**TASK STATEMENT**: In the listing below, how many lines contain the word "xlabel"? Please respond with the number only.

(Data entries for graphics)

※

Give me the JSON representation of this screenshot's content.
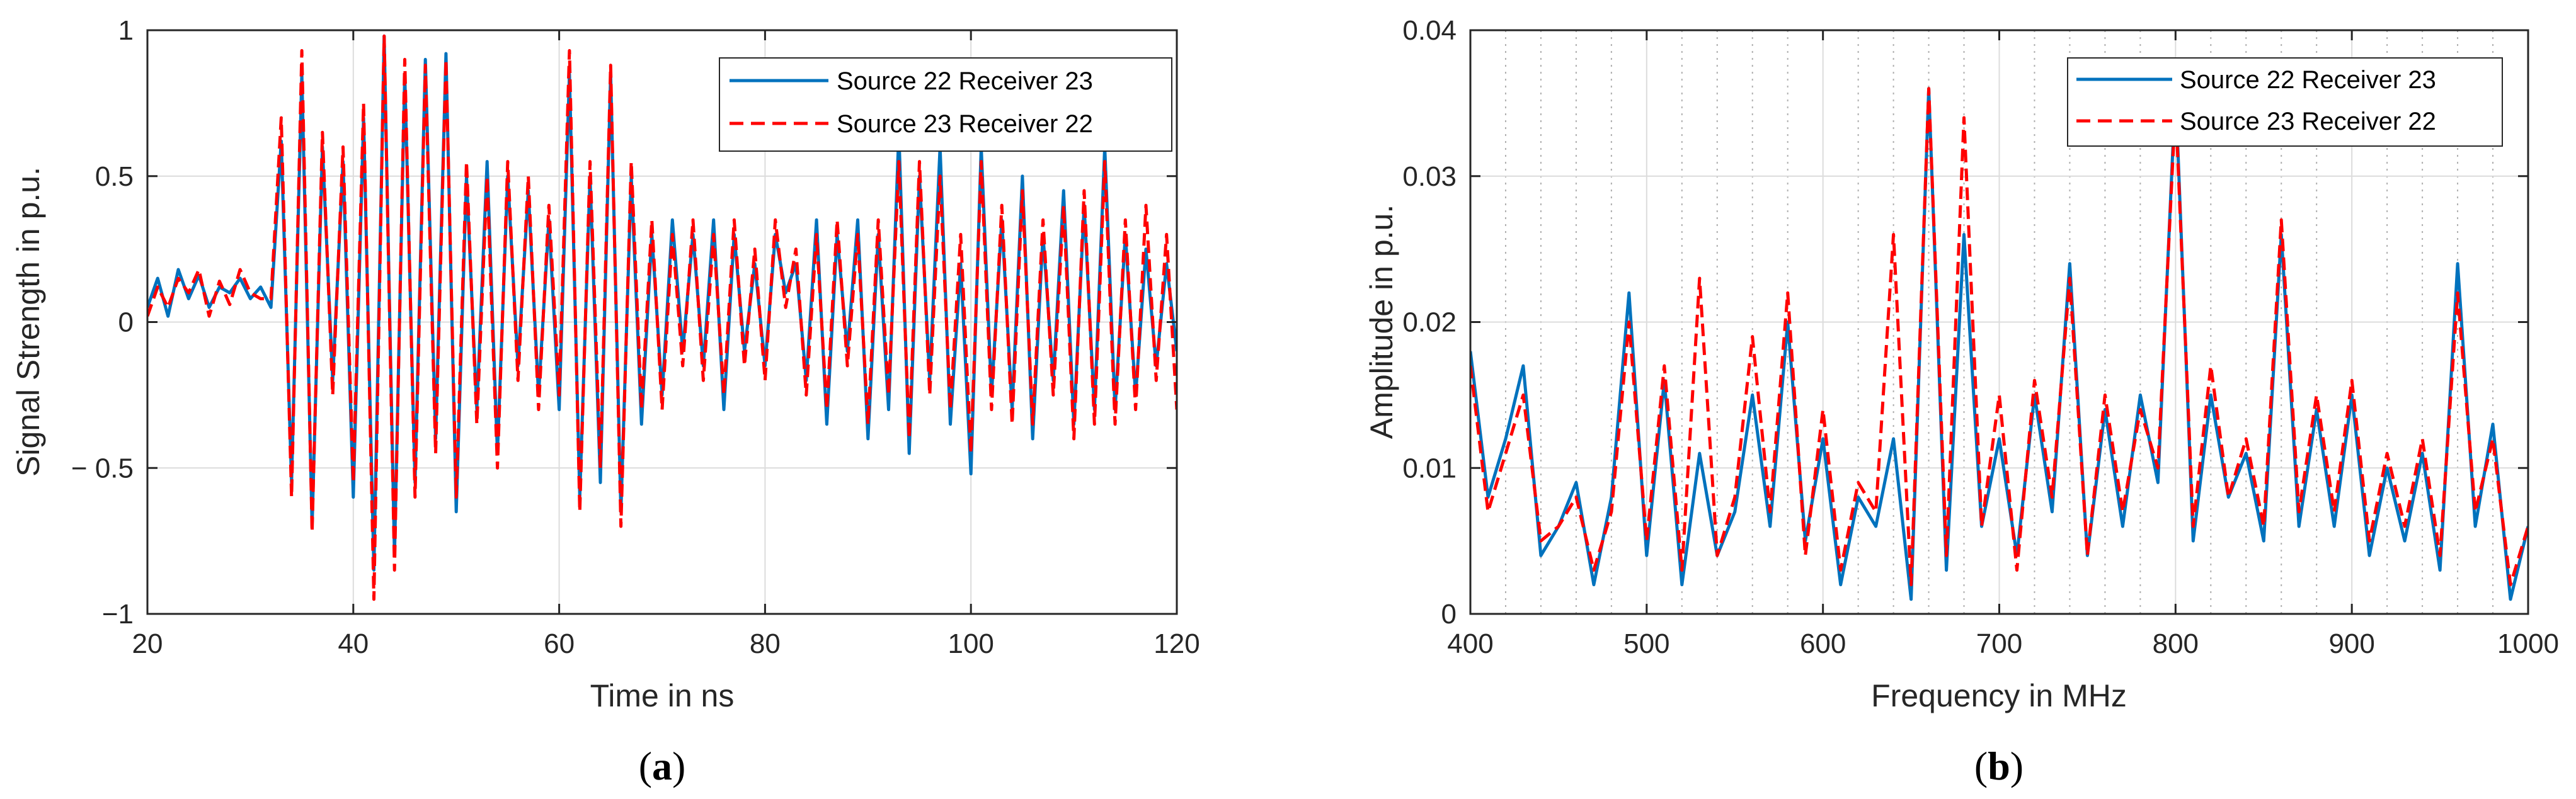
{
  "chart_data": [
    {
      "type": "line",
      "panel_label": "a",
      "xlabel": "Time in ns",
      "ylabel": "Signal Strength in p.u.",
      "xlim": [
        20,
        120
      ],
      "ylim": [
        -1,
        1
      ],
      "xticks": [
        20,
        40,
        60,
        80,
        100,
        120
      ],
      "xtick_labels": [
        "20",
        "40",
        "60",
        "80",
        "100",
        "120"
      ],
      "yticks": [
        -1,
        -0.5,
        0,
        0.5,
        1
      ],
      "ytick_labels": [
        "−1",
        "− 0.5",
        "0",
        "0.5",
        "1"
      ],
      "grid": true,
      "legend_position": "top-right",
      "series": [
        {
          "name": "Source 22 Receiver 23",
          "color": "#0072BD",
          "style": "solid",
          "x": [
            20,
            21,
            22,
            23,
            24,
            25,
            26,
            27,
            28,
            29,
            30,
            31,
            32,
            33,
            34,
            35,
            36,
            37,
            38,
            39,
            40,
            41,
            42,
            43,
            44,
            45,
            46,
            47,
            48,
            49,
            50,
            51,
            52,
            53,
            54,
            55,
            56,
            57,
            58,
            59,
            60,
            61,
            62,
            63,
            64,
            65,
            66,
            67,
            68,
            69,
            70,
            71,
            72,
            73,
            74,
            75,
            76,
            77,
            78,
            79,
            80,
            81,
            82,
            83,
            84,
            85,
            86,
            87,
            88,
            89,
            90,
            91,
            92,
            93,
            94,
            95,
            96,
            97,
            98,
            99,
            100,
            101,
            102,
            103,
            104,
            105,
            106,
            107,
            108,
            109,
            110,
            111,
            112,
            113,
            114,
            115,
            116,
            117,
            118,
            119,
            120
          ],
          "y": [
            0.05,
            0.15,
            0.02,
            0.18,
            0.08,
            0.16,
            0.05,
            0.12,
            0.1,
            0.15,
            0.08,
            0.12,
            0.05,
            0.62,
            -0.55,
            0.85,
            -0.7,
            0.6,
            -0.2,
            0.55,
            -0.6,
            0.7,
            -0.85,
            0.98,
            -0.8,
            0.85,
            -0.55,
            0.9,
            -0.4,
            0.92,
            -0.65,
            0.5,
            -0.3,
            0.55,
            -0.45,
            0.5,
            -0.15,
            0.45,
            -0.25,
            0.35,
            -0.3,
            0.85,
            -0.6,
            0.5,
            -0.55,
            0.85,
            -0.65,
            0.5,
            -0.35,
            0.3,
            -0.25,
            0.35,
            -0.1,
            0.3,
            -0.15,
            0.35,
            -0.3,
            0.3,
            -0.1,
            0.2,
            -0.15,
            0.3,
            0.1,
            0.2,
            -0.2,
            0.35,
            -0.35,
            0.3,
            -0.1,
            0.35,
            -0.4,
            0.3,
            -0.3,
            0.65,
            -0.45,
            0.5,
            -0.2,
            0.6,
            -0.35,
            0.2,
            -0.52,
            0.6,
            -0.25,
            0.35,
            -0.3,
            0.5,
            -0.4,
            0.3,
            -0.2,
            0.45,
            -0.35,
            0.4,
            -0.3,
            0.6,
            -0.3,
            0.3,
            -0.25,
            0.25,
            -0.15,
            0.2,
            -0.1
          ]
        },
        {
          "name": "Source 23 Receiver 22",
          "color": "#FF0000",
          "style": "dashed",
          "x": [
            20,
            21,
            22,
            23,
            24,
            25,
            26,
            27,
            28,
            29,
            30,
            31,
            32,
            33,
            34,
            35,
            36,
            37,
            38,
            39,
            40,
            41,
            42,
            43,
            44,
            45,
            46,
            47,
            48,
            49,
            50,
            51,
            52,
            53,
            54,
            55,
            56,
            57,
            58,
            59,
            60,
            61,
            62,
            63,
            64,
            65,
            66,
            67,
            68,
            69,
            70,
            71,
            72,
            73,
            74,
            75,
            76,
            77,
            78,
            79,
            80,
            81,
            82,
            83,
            84,
            85,
            86,
            87,
            88,
            89,
            90,
            91,
            92,
            93,
            94,
            95,
            96,
            97,
            98,
            99,
            100,
            101,
            102,
            103,
            104,
            105,
            106,
            107,
            108,
            109,
            110,
            111,
            112,
            113,
            114,
            115,
            116,
            117,
            118,
            119,
            120
          ],
          "y": [
            0.02,
            0.12,
            0.05,
            0.15,
            0.1,
            0.18,
            0.02,
            0.14,
            0.06,
            0.18,
            0.1,
            0.08,
            0.08,
            0.7,
            -0.6,
            0.93,
            -0.72,
            0.65,
            -0.25,
            0.6,
            -0.55,
            0.75,
            -0.95,
            0.98,
            -0.85,
            0.9,
            -0.6,
            0.88,
            -0.45,
            0.9,
            -0.6,
            0.55,
            -0.35,
            0.5,
            -0.5,
            0.55,
            -0.2,
            0.5,
            -0.3,
            0.4,
            -0.25,
            0.93,
            -0.65,
            0.55,
            -0.5,
            0.88,
            -0.7,
            0.55,
            -0.3,
            0.35,
            -0.3,
            0.3,
            -0.15,
            0.35,
            -0.2,
            0.3,
            -0.25,
            0.35,
            -0.15,
            0.25,
            -0.2,
            0.35,
            0.05,
            0.25,
            -0.25,
            0.3,
            -0.3,
            0.35,
            -0.15,
            0.3,
            -0.35,
            0.35,
            -0.25,
            0.55,
            -0.4,
            0.55,
            -0.25,
            0.5,
            -0.3,
            0.3,
            -0.45,
            0.55,
            -0.3,
            0.4,
            -0.35,
            0.45,
            -0.35,
            0.35,
            -0.25,
            0.4,
            -0.4,
            0.45,
            -0.35,
            0.55,
            -0.35,
            0.35,
            -0.3,
            0.4,
            -0.2,
            0.3,
            -0.3
          ]
        }
      ]
    },
    {
      "type": "line",
      "panel_label": "b",
      "xlabel": "Frequency in MHz",
      "ylabel": "Amplitude in p.u.",
      "xlim": [
        400,
        1000
      ],
      "ylim": [
        0,
        0.04
      ],
      "xticks": [
        400,
        500,
        600,
        700,
        800,
        900,
        1000
      ],
      "xtick_labels": [
        "400",
        "500",
        "600",
        "700",
        "800",
        "900",
        "1000"
      ],
      "yticks": [
        0,
        0.01,
        0.02,
        0.03,
        0.04
      ],
      "ytick_labels": [
        "0",
        "0.01",
        "0.02",
        "0.03",
        "0.04"
      ],
      "minor_grid_x": [
        420,
        440,
        460,
        480,
        520,
        540,
        560,
        580,
        620,
        640,
        660,
        680,
        720,
        740,
        760,
        780,
        820,
        840,
        860,
        880,
        920,
        940,
        960,
        980
      ],
      "grid": true,
      "legend_position": "top-right",
      "series": [
        {
          "name": "Source 22 Receiver 23",
          "color": "#0072BD",
          "style": "solid",
          "x": [
            400,
            410,
            420,
            430,
            440,
            450,
            460,
            470,
            480,
            490,
            500,
            510,
            520,
            530,
            540,
            550,
            560,
            570,
            580,
            590,
            600,
            610,
            620,
            630,
            640,
            650,
            660,
            670,
            680,
            690,
            700,
            710,
            720,
            730,
            740,
            750,
            760,
            770,
            780,
            790,
            800,
            810,
            820,
            830,
            840,
            850,
            860,
            870,
            880,
            890,
            900,
            910,
            920,
            930,
            940,
            950,
            960,
            970,
            980,
            990,
            1000
          ],
          "y": [
            0.018,
            0.008,
            0.012,
            0.017,
            0.004,
            0.006,
            0.009,
            0.002,
            0.008,
            0.022,
            0.004,
            0.016,
            0.002,
            0.011,
            0.004,
            0.007,
            0.015,
            0.006,
            0.02,
            0.005,
            0.012,
            0.002,
            0.008,
            0.006,
            0.012,
            0.001,
            0.036,
            0.003,
            0.026,
            0.006,
            0.012,
            0.004,
            0.015,
            0.007,
            0.024,
            0.004,
            0.014,
            0.006,
            0.015,
            0.009,
            0.036,
            0.005,
            0.015,
            0.008,
            0.011,
            0.005,
            0.026,
            0.006,
            0.014,
            0.006,
            0.015,
            0.004,
            0.01,
            0.005,
            0.011,
            0.003,
            0.024,
            0.006,
            0.013,
            0.001,
            0.006
          ]
        },
        {
          "name": "Source 23 Receiver 22",
          "color": "#FF0000",
          "style": "dashed",
          "x": [
            400,
            410,
            420,
            430,
            440,
            450,
            460,
            470,
            480,
            490,
            500,
            510,
            520,
            530,
            540,
            550,
            560,
            570,
            580,
            590,
            600,
            610,
            620,
            630,
            640,
            650,
            660,
            670,
            680,
            690,
            700,
            710,
            720,
            730,
            740,
            750,
            760,
            770,
            780,
            790,
            800,
            810,
            820,
            830,
            840,
            850,
            860,
            870,
            880,
            890,
            900,
            910,
            920,
            930,
            940,
            950,
            960,
            970,
            980,
            990,
            1000
          ],
          "y": [
            0.017,
            0.007,
            0.011,
            0.015,
            0.005,
            0.006,
            0.008,
            0.003,
            0.007,
            0.02,
            0.005,
            0.017,
            0.003,
            0.023,
            0.004,
            0.008,
            0.019,
            0.007,
            0.022,
            0.004,
            0.014,
            0.003,
            0.009,
            0.007,
            0.026,
            0.002,
            0.036,
            0.004,
            0.034,
            0.006,
            0.015,
            0.003,
            0.016,
            0.008,
            0.023,
            0.004,
            0.015,
            0.007,
            0.014,
            0.01,
            0.035,
            0.006,
            0.017,
            0.008,
            0.012,
            0.006,
            0.027,
            0.007,
            0.015,
            0.007,
            0.016,
            0.005,
            0.011,
            0.006,
            0.012,
            0.004,
            0.022,
            0.007,
            0.012,
            0.002,
            0.006
          ]
        }
      ]
    }
  ]
}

※

**EXERCISE ANSWER**: 2